| Task to carry out |
Tally the lines with the word "true" and report the number alone.

-- Data shown start --

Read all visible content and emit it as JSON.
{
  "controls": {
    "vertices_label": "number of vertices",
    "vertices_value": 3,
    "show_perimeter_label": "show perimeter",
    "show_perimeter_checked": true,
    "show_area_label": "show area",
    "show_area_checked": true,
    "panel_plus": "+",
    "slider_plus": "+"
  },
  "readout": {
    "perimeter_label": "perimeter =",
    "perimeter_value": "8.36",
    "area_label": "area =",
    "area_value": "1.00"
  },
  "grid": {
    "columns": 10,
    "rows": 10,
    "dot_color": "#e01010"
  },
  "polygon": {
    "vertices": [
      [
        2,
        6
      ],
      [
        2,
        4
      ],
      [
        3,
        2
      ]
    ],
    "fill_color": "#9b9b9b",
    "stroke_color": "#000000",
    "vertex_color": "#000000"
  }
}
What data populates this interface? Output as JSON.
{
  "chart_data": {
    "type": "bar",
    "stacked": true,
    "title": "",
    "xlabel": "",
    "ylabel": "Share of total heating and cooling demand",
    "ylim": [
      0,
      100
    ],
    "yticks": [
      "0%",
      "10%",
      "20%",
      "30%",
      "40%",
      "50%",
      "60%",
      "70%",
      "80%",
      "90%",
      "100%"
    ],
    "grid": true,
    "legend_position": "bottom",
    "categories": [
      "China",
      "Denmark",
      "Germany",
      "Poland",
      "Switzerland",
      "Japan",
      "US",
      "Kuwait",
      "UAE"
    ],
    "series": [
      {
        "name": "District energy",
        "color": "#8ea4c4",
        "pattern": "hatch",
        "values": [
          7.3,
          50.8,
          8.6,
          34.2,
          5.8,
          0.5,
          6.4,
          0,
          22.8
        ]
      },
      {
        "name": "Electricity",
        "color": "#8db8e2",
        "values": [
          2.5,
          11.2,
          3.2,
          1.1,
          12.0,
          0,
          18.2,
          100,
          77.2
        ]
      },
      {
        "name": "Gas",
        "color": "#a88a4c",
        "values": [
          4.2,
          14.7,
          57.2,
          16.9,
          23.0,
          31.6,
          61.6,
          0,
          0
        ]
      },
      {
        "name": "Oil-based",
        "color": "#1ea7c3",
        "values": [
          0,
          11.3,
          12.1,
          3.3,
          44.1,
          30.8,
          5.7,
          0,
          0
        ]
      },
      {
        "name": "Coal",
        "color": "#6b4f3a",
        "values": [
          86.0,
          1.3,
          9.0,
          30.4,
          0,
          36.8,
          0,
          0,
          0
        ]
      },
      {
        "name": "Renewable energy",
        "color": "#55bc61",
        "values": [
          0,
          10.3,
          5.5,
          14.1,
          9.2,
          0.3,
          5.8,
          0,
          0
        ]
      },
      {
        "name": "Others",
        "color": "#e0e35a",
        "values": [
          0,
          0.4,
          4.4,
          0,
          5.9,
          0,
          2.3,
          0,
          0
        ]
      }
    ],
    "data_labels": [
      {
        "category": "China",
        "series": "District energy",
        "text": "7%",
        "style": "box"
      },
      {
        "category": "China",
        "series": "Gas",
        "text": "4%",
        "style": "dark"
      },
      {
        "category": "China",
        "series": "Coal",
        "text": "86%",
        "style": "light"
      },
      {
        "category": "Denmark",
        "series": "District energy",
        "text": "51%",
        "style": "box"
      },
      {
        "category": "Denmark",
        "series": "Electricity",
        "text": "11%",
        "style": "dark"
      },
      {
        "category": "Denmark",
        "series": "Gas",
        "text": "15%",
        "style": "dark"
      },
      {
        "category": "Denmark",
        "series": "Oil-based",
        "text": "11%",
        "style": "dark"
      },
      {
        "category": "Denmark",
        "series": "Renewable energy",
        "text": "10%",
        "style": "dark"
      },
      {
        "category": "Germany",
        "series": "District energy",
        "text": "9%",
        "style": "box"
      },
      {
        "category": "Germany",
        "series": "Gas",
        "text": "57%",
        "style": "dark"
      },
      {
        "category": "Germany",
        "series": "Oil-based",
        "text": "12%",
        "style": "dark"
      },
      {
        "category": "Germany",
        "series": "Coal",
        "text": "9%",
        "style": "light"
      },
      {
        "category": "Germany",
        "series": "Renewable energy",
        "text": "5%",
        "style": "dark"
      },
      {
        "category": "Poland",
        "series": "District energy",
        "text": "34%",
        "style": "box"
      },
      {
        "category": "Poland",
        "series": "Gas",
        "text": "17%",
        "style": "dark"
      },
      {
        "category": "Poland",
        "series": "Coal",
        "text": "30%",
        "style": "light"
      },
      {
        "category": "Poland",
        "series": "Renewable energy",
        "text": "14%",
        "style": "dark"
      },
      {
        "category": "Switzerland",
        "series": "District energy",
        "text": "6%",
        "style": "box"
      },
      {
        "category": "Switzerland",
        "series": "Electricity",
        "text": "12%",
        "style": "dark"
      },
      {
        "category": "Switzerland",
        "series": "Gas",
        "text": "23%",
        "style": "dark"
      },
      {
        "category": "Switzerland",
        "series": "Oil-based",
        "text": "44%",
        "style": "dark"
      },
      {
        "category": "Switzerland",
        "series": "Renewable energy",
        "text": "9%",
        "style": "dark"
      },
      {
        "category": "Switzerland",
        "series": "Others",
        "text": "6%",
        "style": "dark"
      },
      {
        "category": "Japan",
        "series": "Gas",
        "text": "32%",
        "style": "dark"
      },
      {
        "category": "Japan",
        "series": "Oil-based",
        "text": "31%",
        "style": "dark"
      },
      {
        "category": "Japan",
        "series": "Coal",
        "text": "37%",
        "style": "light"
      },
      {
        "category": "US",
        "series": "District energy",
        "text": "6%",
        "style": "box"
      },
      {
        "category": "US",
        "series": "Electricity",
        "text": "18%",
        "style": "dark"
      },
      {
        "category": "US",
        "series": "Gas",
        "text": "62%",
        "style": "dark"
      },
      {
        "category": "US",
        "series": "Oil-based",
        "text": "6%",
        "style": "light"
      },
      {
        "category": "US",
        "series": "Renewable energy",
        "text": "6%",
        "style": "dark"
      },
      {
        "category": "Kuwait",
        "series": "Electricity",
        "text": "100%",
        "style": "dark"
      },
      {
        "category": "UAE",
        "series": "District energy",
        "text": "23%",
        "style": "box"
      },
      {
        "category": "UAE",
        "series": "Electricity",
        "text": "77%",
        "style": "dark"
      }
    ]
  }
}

-- Data shown end --

| Worked solution |
4